[What you need to do] Wherever "Response" appears in a line, copy that line.

Collected data:
● ● ●
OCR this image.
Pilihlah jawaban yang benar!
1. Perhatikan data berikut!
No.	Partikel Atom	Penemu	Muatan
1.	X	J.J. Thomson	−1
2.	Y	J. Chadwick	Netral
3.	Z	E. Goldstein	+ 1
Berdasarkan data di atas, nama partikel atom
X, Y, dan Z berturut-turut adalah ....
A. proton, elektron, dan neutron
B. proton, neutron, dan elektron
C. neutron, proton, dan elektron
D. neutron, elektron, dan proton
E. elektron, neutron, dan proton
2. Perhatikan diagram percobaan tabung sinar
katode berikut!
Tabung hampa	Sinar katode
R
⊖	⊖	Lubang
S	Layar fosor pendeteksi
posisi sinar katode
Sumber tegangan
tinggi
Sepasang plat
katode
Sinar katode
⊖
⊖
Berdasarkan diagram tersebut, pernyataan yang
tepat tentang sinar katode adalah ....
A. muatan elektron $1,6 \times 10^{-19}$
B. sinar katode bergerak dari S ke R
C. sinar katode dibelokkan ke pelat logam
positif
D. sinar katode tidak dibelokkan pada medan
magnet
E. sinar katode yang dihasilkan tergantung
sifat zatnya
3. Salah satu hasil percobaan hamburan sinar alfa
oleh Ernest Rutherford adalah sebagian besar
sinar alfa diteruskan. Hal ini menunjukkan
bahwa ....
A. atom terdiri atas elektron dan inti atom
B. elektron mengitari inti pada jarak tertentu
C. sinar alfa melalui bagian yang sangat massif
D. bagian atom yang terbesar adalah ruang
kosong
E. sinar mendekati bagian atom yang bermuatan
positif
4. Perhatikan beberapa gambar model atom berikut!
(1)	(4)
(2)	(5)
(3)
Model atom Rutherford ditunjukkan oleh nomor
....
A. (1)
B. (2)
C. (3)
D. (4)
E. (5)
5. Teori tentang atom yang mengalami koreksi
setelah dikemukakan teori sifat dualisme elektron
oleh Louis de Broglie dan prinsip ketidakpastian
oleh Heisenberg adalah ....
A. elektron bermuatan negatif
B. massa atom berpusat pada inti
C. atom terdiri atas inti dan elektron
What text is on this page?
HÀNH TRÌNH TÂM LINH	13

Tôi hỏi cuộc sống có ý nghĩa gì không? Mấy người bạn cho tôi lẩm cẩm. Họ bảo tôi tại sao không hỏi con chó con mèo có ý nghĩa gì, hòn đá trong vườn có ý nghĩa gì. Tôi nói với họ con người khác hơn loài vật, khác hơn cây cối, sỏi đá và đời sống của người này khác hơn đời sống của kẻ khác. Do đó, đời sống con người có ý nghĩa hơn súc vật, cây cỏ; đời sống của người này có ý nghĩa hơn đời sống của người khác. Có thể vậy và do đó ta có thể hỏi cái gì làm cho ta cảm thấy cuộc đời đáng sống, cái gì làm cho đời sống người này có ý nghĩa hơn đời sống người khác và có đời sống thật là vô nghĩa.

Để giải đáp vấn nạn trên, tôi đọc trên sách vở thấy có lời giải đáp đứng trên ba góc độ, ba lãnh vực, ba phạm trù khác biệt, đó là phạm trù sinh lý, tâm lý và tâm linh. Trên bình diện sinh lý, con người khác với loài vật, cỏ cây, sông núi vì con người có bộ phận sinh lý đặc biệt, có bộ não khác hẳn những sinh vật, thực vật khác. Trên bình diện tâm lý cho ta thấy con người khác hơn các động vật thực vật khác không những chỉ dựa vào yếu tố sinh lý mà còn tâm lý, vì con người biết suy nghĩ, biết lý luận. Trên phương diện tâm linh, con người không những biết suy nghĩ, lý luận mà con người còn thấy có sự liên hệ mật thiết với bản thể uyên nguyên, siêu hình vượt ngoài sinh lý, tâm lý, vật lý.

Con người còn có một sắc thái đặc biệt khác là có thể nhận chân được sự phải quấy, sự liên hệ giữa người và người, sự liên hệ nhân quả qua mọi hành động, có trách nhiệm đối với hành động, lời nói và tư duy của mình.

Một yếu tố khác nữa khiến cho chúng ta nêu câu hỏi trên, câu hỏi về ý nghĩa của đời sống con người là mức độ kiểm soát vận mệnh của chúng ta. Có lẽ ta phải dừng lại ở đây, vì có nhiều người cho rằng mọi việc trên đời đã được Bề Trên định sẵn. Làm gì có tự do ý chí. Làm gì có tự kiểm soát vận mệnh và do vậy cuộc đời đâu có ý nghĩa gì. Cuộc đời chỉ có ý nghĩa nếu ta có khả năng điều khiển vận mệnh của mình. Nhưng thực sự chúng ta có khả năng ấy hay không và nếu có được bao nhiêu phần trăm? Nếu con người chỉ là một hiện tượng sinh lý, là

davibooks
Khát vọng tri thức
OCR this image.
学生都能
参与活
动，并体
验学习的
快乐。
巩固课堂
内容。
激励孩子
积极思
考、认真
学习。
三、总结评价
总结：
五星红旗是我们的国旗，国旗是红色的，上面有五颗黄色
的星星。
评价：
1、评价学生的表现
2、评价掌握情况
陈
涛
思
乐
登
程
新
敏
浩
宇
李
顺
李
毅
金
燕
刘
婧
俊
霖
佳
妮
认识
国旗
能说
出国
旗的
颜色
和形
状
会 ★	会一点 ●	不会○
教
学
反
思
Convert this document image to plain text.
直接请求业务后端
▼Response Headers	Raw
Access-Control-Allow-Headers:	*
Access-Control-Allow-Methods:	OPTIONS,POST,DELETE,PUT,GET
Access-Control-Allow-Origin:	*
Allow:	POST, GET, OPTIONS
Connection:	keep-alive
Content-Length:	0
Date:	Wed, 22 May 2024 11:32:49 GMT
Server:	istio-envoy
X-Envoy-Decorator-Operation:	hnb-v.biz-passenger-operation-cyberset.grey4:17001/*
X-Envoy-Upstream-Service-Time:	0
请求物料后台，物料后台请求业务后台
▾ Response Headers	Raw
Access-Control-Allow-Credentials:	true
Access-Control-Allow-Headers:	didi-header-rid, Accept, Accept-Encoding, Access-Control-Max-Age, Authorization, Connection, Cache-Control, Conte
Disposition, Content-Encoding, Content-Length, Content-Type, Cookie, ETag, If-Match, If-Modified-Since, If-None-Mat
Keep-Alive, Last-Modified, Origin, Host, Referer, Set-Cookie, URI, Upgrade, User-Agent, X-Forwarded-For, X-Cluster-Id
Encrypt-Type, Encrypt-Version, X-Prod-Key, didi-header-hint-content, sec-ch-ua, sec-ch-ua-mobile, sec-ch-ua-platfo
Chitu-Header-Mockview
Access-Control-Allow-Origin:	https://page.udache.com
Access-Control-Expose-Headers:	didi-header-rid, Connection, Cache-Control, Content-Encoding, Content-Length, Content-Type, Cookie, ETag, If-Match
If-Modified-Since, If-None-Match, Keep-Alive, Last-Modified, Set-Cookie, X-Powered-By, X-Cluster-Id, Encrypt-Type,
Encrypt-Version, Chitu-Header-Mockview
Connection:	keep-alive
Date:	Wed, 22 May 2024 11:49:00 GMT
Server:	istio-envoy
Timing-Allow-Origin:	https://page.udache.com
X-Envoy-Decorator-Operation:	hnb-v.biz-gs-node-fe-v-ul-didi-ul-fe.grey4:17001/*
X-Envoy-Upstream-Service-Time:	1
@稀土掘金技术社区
● ● ●
[Expected answer]
▼Response Headers	Raw
▾ Response Headers	Raw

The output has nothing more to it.